* **Aim**
Examine the entries and show every line in which the word "Special" is found.

★ ★ ★

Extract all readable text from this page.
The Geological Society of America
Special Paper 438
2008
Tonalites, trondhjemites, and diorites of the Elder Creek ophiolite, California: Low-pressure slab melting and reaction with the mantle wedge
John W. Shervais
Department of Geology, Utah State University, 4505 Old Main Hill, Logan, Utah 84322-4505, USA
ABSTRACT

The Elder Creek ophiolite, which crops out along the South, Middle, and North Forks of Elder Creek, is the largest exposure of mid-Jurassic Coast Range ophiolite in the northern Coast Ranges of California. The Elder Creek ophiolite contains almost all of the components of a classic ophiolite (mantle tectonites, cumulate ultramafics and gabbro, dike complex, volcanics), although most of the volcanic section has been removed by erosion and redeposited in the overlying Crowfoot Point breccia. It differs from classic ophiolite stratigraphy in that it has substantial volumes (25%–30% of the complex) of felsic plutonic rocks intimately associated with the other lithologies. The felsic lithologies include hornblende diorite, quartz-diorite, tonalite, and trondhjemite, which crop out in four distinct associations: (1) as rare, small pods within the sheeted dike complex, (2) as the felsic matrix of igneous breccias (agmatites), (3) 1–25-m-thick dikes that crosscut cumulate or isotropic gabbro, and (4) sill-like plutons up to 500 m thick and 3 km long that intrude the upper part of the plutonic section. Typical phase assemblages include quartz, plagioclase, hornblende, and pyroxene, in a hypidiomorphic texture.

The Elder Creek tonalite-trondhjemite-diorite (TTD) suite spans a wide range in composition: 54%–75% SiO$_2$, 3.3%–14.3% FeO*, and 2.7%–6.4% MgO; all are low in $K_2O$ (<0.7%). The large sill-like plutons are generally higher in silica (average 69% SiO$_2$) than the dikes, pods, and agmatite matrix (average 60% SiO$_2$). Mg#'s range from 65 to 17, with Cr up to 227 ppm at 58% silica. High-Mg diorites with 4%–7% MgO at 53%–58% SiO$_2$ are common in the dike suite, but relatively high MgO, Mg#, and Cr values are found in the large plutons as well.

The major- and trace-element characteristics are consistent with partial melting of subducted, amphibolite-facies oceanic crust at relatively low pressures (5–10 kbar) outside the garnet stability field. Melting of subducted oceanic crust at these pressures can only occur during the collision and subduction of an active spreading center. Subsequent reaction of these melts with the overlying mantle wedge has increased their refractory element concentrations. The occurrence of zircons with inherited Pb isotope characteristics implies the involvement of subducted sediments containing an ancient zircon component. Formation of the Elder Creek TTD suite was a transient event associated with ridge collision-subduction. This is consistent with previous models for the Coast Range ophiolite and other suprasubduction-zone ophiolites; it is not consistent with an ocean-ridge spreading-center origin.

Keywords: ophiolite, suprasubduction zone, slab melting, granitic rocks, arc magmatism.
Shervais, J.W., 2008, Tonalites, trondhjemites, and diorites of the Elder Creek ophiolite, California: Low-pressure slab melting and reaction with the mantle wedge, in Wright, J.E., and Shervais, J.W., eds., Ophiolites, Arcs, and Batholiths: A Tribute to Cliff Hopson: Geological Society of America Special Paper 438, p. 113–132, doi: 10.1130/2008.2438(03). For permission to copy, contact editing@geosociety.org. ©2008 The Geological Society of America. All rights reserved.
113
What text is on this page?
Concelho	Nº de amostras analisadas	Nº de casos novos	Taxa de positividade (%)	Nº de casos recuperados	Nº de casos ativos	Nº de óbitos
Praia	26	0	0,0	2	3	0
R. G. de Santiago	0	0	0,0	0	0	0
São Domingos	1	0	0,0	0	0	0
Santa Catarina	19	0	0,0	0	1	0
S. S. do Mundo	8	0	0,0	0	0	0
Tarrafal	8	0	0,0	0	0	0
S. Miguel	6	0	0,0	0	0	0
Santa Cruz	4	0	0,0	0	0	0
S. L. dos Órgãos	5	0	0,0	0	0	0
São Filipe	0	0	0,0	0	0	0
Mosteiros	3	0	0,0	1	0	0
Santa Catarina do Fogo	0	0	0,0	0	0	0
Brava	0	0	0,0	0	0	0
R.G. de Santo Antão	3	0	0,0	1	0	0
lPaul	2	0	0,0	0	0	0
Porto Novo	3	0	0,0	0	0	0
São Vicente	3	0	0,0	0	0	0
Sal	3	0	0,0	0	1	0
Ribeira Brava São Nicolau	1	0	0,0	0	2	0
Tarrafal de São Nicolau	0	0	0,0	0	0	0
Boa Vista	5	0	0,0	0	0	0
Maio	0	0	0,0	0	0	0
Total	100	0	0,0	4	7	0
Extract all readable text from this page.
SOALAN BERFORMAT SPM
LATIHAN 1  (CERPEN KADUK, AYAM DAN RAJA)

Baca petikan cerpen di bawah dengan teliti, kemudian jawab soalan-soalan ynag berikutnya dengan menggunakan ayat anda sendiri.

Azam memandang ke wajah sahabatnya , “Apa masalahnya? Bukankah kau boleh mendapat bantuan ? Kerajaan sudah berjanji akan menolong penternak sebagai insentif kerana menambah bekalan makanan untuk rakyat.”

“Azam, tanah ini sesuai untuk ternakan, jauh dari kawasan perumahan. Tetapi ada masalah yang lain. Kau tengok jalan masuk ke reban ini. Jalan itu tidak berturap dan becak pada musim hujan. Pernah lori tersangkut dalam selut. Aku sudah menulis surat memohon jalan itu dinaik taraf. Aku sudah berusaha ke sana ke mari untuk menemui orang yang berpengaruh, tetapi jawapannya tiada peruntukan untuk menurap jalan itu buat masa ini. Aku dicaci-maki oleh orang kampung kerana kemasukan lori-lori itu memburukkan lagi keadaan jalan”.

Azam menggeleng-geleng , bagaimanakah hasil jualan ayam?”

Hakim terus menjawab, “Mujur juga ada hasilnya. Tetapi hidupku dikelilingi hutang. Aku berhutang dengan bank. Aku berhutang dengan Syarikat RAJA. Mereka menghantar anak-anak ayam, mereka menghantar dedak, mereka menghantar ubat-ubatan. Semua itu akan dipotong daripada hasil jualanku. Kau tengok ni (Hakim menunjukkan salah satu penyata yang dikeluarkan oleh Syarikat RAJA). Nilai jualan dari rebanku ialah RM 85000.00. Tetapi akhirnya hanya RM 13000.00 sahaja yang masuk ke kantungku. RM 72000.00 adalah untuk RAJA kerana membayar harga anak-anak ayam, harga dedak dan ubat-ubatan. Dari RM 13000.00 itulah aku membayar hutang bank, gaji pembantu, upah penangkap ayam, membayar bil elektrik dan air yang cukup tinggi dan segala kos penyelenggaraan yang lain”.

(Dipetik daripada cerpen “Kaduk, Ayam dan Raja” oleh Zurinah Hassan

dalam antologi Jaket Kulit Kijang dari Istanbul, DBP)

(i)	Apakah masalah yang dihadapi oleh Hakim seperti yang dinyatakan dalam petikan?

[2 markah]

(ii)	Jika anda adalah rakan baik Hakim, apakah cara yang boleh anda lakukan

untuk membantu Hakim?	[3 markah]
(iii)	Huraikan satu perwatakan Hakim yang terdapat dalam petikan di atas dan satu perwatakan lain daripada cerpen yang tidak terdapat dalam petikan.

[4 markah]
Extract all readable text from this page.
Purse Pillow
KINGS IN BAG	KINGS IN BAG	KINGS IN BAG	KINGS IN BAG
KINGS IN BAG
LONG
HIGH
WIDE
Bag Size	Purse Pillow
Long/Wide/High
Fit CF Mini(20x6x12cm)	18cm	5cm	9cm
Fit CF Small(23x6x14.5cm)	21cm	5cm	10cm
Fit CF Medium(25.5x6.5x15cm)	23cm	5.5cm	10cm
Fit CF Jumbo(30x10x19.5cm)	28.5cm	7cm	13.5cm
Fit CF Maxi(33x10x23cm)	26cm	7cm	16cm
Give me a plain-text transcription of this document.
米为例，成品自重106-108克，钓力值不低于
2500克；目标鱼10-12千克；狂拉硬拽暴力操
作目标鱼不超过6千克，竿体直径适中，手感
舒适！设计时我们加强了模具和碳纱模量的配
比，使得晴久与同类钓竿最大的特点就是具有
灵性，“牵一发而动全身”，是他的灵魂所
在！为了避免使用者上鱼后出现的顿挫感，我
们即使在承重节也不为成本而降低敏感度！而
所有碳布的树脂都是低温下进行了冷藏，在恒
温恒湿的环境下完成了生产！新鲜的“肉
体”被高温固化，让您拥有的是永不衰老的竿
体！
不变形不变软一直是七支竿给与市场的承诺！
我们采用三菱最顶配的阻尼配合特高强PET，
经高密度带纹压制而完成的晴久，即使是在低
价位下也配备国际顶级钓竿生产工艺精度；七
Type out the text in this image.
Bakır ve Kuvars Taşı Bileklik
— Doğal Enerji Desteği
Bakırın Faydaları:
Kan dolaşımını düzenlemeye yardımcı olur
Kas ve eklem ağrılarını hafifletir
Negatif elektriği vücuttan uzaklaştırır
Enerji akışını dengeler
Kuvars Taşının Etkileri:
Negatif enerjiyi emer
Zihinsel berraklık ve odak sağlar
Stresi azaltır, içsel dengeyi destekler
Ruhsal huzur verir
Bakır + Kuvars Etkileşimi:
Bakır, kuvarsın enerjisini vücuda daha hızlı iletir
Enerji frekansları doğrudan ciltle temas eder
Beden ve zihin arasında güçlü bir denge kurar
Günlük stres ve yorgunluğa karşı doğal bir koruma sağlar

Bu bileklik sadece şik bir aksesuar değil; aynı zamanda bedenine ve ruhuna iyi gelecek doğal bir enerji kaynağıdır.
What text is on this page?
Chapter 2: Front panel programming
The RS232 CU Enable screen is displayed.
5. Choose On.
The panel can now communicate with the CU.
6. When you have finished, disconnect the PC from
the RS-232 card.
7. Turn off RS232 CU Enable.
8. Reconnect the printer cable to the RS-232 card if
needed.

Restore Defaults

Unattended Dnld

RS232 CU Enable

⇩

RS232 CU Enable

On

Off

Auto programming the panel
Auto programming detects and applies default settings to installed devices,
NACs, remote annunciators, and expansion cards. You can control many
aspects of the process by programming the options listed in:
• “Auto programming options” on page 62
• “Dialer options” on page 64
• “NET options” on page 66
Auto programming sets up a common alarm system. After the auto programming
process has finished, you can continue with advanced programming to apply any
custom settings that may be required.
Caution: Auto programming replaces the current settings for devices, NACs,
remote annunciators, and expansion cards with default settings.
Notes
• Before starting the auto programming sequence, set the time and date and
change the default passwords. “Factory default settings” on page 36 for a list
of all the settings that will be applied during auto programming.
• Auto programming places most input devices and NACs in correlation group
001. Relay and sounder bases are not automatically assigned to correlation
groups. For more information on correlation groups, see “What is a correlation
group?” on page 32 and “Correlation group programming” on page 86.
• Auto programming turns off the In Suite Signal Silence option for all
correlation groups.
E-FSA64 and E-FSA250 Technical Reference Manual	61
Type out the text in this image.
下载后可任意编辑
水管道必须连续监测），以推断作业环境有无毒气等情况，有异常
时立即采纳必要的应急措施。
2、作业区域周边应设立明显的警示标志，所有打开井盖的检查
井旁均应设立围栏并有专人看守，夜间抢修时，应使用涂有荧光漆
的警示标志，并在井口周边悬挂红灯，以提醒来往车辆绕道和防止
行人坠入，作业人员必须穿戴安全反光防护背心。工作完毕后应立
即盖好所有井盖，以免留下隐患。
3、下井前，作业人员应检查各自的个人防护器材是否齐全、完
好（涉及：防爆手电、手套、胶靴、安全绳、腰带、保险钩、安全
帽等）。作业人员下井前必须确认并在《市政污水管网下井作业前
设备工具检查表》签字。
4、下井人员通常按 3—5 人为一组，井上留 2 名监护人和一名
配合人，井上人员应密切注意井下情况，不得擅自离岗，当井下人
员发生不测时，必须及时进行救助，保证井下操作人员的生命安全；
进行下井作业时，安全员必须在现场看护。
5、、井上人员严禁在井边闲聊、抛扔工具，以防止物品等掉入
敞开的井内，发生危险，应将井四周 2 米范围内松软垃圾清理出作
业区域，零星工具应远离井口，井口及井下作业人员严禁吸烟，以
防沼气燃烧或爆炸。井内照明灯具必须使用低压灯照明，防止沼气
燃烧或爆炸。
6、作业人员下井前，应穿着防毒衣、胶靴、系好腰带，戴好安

★ ★ ★

* **Final result**
Special Paper 438
Shervais, J.W., 2008, Tonalites, trondhjemites, and diorites of the Elder Creek ophiolite, California: Low-pressure slab melting and reaction with the mantle wedge, in Wright, J.E., and Shervais, J.W., eds., Ophiolites, Arcs, and Batholiths: A Tribute to Cliff Hopson: Geological Society of America Special Paper 438, p. 113–132, doi: 10.1130/2008.2438(03). For permission to copy, contact editing@geosociety.org. ©2008 The Geological Society of America. All rights reserved.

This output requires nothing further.